■ Information supplied ■
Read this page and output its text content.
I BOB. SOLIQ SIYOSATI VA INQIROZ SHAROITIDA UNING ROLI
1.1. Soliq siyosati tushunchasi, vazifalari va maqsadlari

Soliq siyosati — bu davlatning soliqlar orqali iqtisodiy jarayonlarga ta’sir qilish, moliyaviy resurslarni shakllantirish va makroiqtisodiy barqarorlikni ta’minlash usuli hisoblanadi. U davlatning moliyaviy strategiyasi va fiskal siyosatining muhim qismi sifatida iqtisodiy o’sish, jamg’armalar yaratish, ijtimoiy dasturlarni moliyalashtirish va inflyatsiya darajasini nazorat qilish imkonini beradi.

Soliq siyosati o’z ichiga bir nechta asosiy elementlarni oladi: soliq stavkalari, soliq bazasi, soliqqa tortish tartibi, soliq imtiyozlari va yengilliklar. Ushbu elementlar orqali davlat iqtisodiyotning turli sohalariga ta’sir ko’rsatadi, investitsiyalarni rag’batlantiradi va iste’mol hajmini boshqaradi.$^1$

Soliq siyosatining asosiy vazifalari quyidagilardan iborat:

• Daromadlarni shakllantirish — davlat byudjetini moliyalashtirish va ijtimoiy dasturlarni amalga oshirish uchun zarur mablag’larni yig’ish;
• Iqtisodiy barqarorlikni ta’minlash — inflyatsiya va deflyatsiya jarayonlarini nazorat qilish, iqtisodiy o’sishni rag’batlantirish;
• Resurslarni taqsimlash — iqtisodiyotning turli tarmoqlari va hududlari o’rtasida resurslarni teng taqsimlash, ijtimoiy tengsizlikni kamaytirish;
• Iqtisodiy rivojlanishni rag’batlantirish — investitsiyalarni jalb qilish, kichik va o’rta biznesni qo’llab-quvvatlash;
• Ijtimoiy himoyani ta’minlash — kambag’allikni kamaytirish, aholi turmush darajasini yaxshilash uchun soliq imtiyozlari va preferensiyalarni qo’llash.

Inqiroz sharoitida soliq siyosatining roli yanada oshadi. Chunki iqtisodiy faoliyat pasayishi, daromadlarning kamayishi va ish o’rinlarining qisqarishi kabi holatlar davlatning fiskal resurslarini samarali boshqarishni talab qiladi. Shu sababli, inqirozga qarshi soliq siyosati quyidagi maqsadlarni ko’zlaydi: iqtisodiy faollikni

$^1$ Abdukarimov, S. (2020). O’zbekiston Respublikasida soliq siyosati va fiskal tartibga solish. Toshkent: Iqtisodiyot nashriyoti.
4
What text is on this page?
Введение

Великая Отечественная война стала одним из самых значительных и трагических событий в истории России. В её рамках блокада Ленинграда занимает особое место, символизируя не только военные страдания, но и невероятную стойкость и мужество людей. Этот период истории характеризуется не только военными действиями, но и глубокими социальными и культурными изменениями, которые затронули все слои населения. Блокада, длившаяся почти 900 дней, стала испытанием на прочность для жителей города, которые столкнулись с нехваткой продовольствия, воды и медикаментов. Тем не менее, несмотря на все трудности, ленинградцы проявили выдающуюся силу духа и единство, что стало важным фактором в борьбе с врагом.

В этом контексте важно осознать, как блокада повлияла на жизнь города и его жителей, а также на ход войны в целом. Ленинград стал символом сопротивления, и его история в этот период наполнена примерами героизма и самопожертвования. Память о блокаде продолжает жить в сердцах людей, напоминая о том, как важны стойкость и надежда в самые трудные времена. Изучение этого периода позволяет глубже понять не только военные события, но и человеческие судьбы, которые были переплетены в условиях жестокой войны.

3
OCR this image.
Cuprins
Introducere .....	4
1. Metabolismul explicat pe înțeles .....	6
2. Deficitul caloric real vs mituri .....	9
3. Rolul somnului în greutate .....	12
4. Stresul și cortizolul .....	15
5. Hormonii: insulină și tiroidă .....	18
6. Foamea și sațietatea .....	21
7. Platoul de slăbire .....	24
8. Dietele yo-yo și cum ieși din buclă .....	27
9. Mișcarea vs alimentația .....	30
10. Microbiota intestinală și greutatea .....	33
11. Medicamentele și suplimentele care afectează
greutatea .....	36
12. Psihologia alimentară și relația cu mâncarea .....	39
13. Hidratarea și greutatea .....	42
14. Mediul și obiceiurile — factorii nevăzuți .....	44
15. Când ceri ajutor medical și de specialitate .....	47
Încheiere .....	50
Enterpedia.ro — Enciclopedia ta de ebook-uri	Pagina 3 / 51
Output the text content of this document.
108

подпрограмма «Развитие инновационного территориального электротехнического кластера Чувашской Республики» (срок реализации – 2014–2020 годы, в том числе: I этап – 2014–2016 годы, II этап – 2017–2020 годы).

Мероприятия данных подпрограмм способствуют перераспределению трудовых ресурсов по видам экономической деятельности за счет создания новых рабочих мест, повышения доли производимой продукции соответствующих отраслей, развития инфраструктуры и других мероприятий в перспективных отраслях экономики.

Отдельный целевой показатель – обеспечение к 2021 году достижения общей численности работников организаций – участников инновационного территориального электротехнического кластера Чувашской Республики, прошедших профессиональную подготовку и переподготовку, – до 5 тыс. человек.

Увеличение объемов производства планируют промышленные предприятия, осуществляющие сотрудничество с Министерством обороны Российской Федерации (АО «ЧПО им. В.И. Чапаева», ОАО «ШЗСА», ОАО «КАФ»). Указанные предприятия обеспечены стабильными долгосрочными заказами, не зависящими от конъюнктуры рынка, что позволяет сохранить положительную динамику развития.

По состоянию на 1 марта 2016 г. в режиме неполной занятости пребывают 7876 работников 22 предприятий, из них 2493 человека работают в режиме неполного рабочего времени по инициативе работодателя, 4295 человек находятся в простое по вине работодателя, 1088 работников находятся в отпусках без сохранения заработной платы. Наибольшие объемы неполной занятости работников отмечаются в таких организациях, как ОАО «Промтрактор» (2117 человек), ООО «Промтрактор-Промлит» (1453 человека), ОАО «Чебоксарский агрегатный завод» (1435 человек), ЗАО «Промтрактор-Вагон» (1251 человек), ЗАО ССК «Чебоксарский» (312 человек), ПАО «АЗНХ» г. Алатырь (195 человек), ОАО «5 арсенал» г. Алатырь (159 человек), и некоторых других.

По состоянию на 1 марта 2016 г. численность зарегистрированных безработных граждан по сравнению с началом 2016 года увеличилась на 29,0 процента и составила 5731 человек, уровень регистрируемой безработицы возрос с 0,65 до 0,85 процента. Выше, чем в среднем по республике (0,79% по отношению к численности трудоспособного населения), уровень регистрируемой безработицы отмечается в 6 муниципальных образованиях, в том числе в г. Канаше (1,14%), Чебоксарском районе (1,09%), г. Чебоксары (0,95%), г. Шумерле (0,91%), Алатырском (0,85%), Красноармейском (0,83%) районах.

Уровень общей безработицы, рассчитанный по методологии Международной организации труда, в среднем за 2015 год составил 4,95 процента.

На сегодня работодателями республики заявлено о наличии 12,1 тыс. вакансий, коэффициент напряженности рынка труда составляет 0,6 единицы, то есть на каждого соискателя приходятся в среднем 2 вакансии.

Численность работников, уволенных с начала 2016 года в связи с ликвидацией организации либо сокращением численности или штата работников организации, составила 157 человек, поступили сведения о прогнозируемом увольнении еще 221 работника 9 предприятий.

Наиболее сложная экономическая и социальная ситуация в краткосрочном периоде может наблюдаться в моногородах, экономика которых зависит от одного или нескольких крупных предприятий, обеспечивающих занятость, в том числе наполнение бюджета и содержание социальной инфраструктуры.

■ Problem statement ■
Retype every record above exactly as written.

■ Answer to this problem ■
Read this page and output its text content.
I BOB. SOLIQ SIYOSATI VA INQIROZ SHAROITIDA UNING ROLI
1.1. Soliq siyosati tushunchasi, vazifalari va maqsadlari

Soliq siyosati — bu davlatning soliqlar orqali iqtisodiy jarayonlarga ta’sir qilish, moliyaviy resurslarni shakllantirish va makroiqtisodiy barqarorlikni ta’minlash usuli hisoblanadi. U davlatning moliyaviy strategiyasi va fiskal siyosatining muhim qismi sifatida iqtisodiy o’sish, jamg’armalar yaratish, ijtimoiy dasturlarni moliyalashtirish va inflyatsiya darajasini nazorat qilish imkonini beradi.

Soliq siyosati o’z ichiga bir nechta asosiy elementlarni oladi: soliq stavkalari, soliq bazasi, soliqqa tortish tartibi, soliq imtiyozlari va yengilliklar. Ushbu elementlar orqali davlat iqtisodiyotning turli sohalariga ta’sir ko’rsatadi, investitsiyalarni rag’batlantiradi va iste’mol hajmini boshqaradi.$^1$

Soliq siyosatining asosiy vazifalari quyidagilardan iborat:

• Daromadlarni shakllantirish — davlat byudjetini moliyalashtirish va ijtimoiy dasturlarni amalga oshirish uchun zarur mablag’larni yig’ish;
• Iqtisodiy barqarorlikni ta’minlash — inflyatsiya va deflyatsiya jarayonlarini nazorat qilish, iqtisodiy o’sishni rag’batlantirish;
• Resurslarni taqsimlash — iqtisodiyotning turli tarmoqlari va hududlari o’rtasida resurslarni teng taqsimlash, ijtimoiy tengsizlikni kamaytirish;
• Iqtisodiy rivojlanishni rag’batlantirish — investitsiyalarni jalb qilish, kichik va o’rta biznesni qo’llab-quvvatlash;
• Ijtimoiy himoyani ta’minlash — kambag’allikni kamaytirish, aholi turmush darajasini yaxshilash uchun soliq imtiyozlari va preferensiyalarni qo’llash.

Inqiroz sharoitida soliq siyosatining roli yanada oshadi. Chunki iqtisodiy faoliyat pasayishi, daromadlarning kamayishi va ish o’rinlarining qisqarishi kabi holatlar davlatning fiskal resurslarini samarali boshqarishni talab qiladi. Shu sababli, inqirozga qarshi soliq siyosati quyidagi maqsadlarni ko’zlaydi: iqtisodiy faollikni

$^1$ Abdukarimov, S. (2020). O’zbekiston Respublikasida soliq siyosati va fiskal tartibga solish. Toshkent: Iqtisodiyot nashriyoti.
4
What text is on this page?
Введение

Великая Отечественная война стала одним из самых значительных и трагических событий в истории России. В её рамках блокада Ленинграда занимает особое место, символизируя не только военные страдания, но и невероятную стойкость и мужество людей. Этот период истории характеризуется не только военными действиями, но и глубокими социальными и культурными изменениями, которые затронули все слои населения. Блокада, длившаяся почти 900 дней, стала испытанием на прочность для жителей города, которые столкнулись с нехваткой продовольствия, воды и медикаментов. Тем не менее, несмотря на все трудности, ленинградцы проявили выдающуюся силу духа и единство, что стало важным фактором в борьбе с врагом.

В этом контексте важно осознать, как блокада повлияла на жизнь города и его жителей, а также на ход войны в целом. Ленинград стал символом сопротивления, и его история в этот период наполнена примерами героизма и самопожертвования. Память о блокаде продолжает жить в сердцах людей, напоминая о том, как важны стойкость и надежда в самые трудные времена. Изучение этого периода позволяет глубже понять не только военные события, но и человеческие судьбы, которые были переплетены в условиях жестокой войны.

3
OCR this image.
Cuprins
Introducere .....	4
1. Metabolismul explicat pe înțeles .....	6
2. Deficitul caloric real vs mituri .....	9
3. Rolul somnului în greutate .....	12
4. Stresul și cortizolul .....	15
5. Hormonii: insulină și tiroidă .....	18
6. Foamea și sațietatea .....	21
7. Platoul de slăbire .....	24
8. Dietele yo-yo și cum ieși din buclă .....	27
9. Mișcarea vs alimentația .....	30
10. Microbiota intestinală și greutatea .....	33
11. Medicamentele și suplimentele care afectează
greutatea .....	36
12. Psihologia alimentară și relația cu mâncarea .....	39
13. Hidratarea și greutatea .....	42
14. Mediul și obiceiurile — factorii nevăzuți .....	44
15. Când ceri ajutor medical și de specialitate .....	47
Încheiere .....	50
Enterpedia.ro — Enciclopedia ta de ebook-uri	Pagina 3 / 51
Output the text content of this document.
108

подпрограмма «Развитие инновационного территориального электротехнического кластера Чувашской Республики» (срок реализации – 2014–2020 годы, в том числе: I этап – 2014–2016 годы, II этап – 2017–2020 годы).

Мероприятия данных подпрограмм способствуют перераспределению трудовых ресурсов по видам экономической деятельности за счет создания новых рабочих мест, повышения доли производимой продукции соответствующих отраслей, развития инфраструктуры и других мероприятий в перспективных отраслях экономики.

Отдельный целевой показатель – обеспечение к 2021 году достижения общей численности работников организаций – участников инновационного территориального электротехнического кластера Чувашской Республики, прошедших профессиональную подготовку и переподготовку, – до 5 тыс. человек.

Увеличение объемов производства планируют промышленные предприятия, осуществляющие сотрудничество с Министерством обороны Российской Федерации (АО «ЧПО им. В.И. Чапаева», ОАО «ШЗСА», ОАО «КАФ»). Указанные предприятия обеспечены стабильными долгосрочными заказами, не зависящими от конъюнктуры рынка, что позволяет сохранить положительную динамику развития.

По состоянию на 1 марта 2016 г. в режиме неполной занятости пребывают 7876 работников 22 предприятий, из них 2493 человека работают в режиме неполного рабочего времени по инициативе работодателя, 4295 человек находятся в простое по вине работодателя, 1088 работников находятся в отпусках без сохранения заработной платы. Наибольшие объемы неполной занятости работников отмечаются в таких организациях, как ОАО «Промтрактор» (2117 человек), ООО «Промтрактор-Промлит» (1453 человека), ОАО «Чебоксарский агрегатный завод» (1435 человек), ЗАО «Промтрактор-Вагон» (1251 человек), ЗАО ССК «Чебоксарский» (312 человек), ПАО «АЗНХ» г. Алатырь (195 человек), ОАО «5 арсенал» г. Алатырь (159 человек), и некоторых других.

По состоянию на 1 марта 2016 г. численность зарегистрированных безработных граждан по сравнению с началом 2016 года увеличилась на 29,0 процента и составила 5731 человек, уровень регистрируемой безработицы возрос с 0,65 до 0,85 процента. Выше, чем в среднем по республике (0,79% по отношению к численности трудоспособного населения), уровень регистрируемой безработицы отмечается в 6 муниципальных образованиях, в том числе в г. Канаше (1,14%), Чебоксарском районе (1,09%), г. Чебоксары (0,95%), г. Шумерле (0,91%), Алатырском (0,85%), Красноармейском (0,83%) районах.

Уровень общей безработицы, рассчитанный по методологии Международной организации труда, в среднем за 2015 год составил 4,95 процента.

На сегодня работодателями республики заявлено о наличии 12,1 тыс. вакансий, коэффициент напряженности рынка труда составляет 0,6 единицы, то есть на каждого соискателя приходятся в среднем 2 вакансии.

Численность работников, уволенных с начала 2016 года в связи с ликвидацией организации либо сокращением численности или штата работников организации, составила 157 человек, поступили сведения о прогнозируемом увольнении еще 221 работника 9 предприятий.

Наиболее сложная экономическая и социальная ситуация в краткосрочном периоде может наблюдаться в моногородах, экономика которых зависит от одного или нескольких крупных предприятий, обеспечивающих занятость, в том числе наполнение бюджета и содержание социальной инфраструктуры.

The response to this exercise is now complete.